● SUPPLIED ENTRIES
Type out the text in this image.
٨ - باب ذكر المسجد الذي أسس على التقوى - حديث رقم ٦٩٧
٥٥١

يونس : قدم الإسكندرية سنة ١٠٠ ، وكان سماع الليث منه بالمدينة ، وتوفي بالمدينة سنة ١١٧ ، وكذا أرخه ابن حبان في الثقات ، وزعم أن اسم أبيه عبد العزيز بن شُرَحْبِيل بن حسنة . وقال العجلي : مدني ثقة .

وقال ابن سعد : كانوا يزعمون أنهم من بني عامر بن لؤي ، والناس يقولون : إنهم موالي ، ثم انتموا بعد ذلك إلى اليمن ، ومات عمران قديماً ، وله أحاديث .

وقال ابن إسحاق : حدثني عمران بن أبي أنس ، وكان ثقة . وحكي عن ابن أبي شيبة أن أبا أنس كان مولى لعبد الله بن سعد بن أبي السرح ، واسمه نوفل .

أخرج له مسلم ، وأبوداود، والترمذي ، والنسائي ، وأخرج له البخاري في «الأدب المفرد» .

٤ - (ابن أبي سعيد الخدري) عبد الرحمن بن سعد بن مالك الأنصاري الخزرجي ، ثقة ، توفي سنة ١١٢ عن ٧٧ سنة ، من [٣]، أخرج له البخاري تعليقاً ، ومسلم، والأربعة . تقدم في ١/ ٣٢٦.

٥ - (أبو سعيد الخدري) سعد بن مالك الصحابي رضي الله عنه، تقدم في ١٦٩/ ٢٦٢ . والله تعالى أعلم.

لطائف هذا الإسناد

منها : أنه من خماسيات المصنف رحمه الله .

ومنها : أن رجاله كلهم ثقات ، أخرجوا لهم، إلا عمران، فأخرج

...

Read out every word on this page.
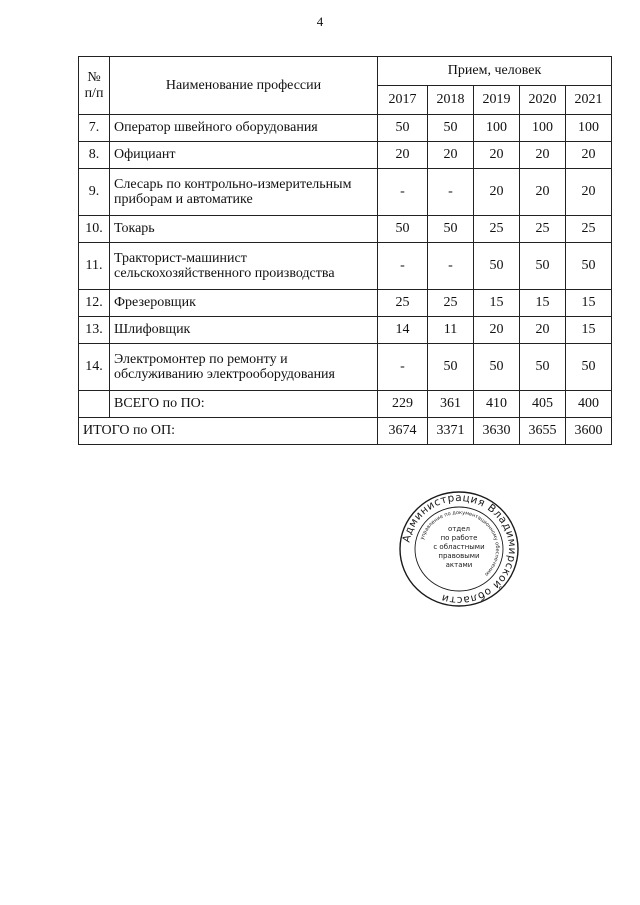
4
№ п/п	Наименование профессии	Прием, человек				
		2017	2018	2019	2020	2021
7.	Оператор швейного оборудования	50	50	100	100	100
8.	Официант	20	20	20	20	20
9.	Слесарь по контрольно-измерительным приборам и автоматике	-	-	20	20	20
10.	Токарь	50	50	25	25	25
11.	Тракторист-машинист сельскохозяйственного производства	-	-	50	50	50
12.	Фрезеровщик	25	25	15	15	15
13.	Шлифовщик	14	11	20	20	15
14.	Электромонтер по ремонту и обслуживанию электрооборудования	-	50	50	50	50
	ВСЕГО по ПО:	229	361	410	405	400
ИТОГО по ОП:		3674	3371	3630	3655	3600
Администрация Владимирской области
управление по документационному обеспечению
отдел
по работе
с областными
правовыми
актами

● WHAT YOU SHOULD DO
Search the records for the word "this" and copy every line where it occurs.

● EXERCISE RESPONSE
Type out the text in this image.
Read out every word on this page.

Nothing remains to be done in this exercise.